● PROBLEM TO WORK ON
Render the data below as a JSON list of strings, one string per line, with blank lines omitted. Leave the pictures out.

● MATERIAL SHOWN

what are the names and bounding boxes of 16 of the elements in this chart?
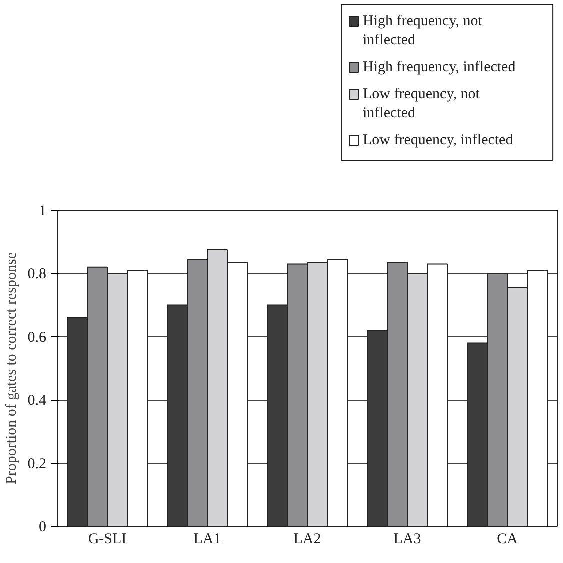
- x-tick-label: LA3: [394, 532, 422, 548]
- legend-label: High frequency, not inflected: [363, 14, 484, 48]
- y-tick-label: 0.2: [28, 456, 46, 472]
- y-tick-label: 0.6: [28, 330, 47, 346]
- x-tick-label: LA1: [194, 532, 222, 548]
- y-tick-label: 0: [39, 520, 46, 536]
- x-tick-label: CA: [497, 532, 518, 548]
- legend-label: Low frequency, inflected: [363, 132, 514, 148]
- y-tick-label: 1: [39, 204, 46, 220]
- y-tick-label: 0.8: [28, 266, 46, 283]
- y-axis-title: Proportion of gates to correct response: [4, 252, 20, 485]
- legend-label: Low frequency, not inflected: [363, 86, 481, 122]
- y-tick-label: 0.4: [28, 393, 47, 410]
- x-tick-label: G-SLI: [88, 532, 127, 548]
- x-tick-label: LA2: [294, 532, 322, 548]
- legend-label: High frequency, inflected: [363, 60, 516, 76]
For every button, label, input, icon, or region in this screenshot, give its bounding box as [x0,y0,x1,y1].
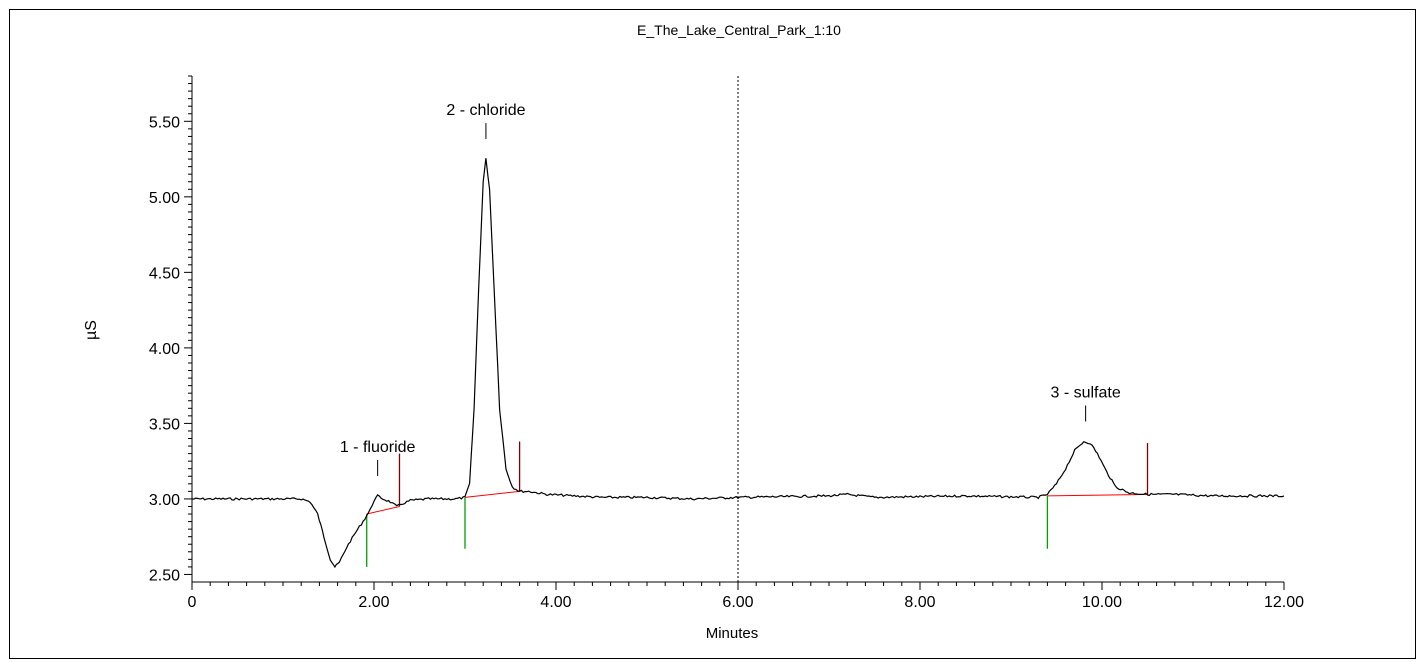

● EXERCISE ANSWER
[
  "what are the names and bounding boxes of 16 of the elements in this chart?",
  "- x-tick-label: LA3: [394, 532, 422, 548]",
  "- legend-label: High frequency, not inflected: [363, 14, 484, 48]",
  "- y-tick-label: 0.2: [28, 456, 46, 472]",
  "- y-tick-label: 0.6: [28, 330, 47, 346]",
  "- x-tick-label: LA1: [194, 532, 222, 548]",
  "- y-tick-label: 0: [39, 520, 46, 536]",
  "- x-tick-label: CA: [497, 532, 518, 548]",
  "- legend-label: Low frequency, inflected: [363, 132, 514, 148]",
  "- y-tick-label: 1: [39, 204, 46, 220]",
  "- y-tick-label: 0.8: [28, 266, 46, 283]",
  "- y-axis-title: Proportion of gates to correct response: [4, 252, 20, 485]",
  "- legend-label: Low frequency, not inflected: [363, 86, 481, 122]",
  "- y-tick-label: 0.4: [28, 393, 47, 410]",
  "- x-tick-label: G-SLI: [88, 532, 127, 548]",
  "- x-tick-label: LA2: [294, 532, 322, 548]",
  "- legend-label: High frequency, inflected: [363, 60, 516, 76]",
  "For every button, label, input, icon, or region in this screenshot, give its bounding box as [x0,y0,x1,y1]."
]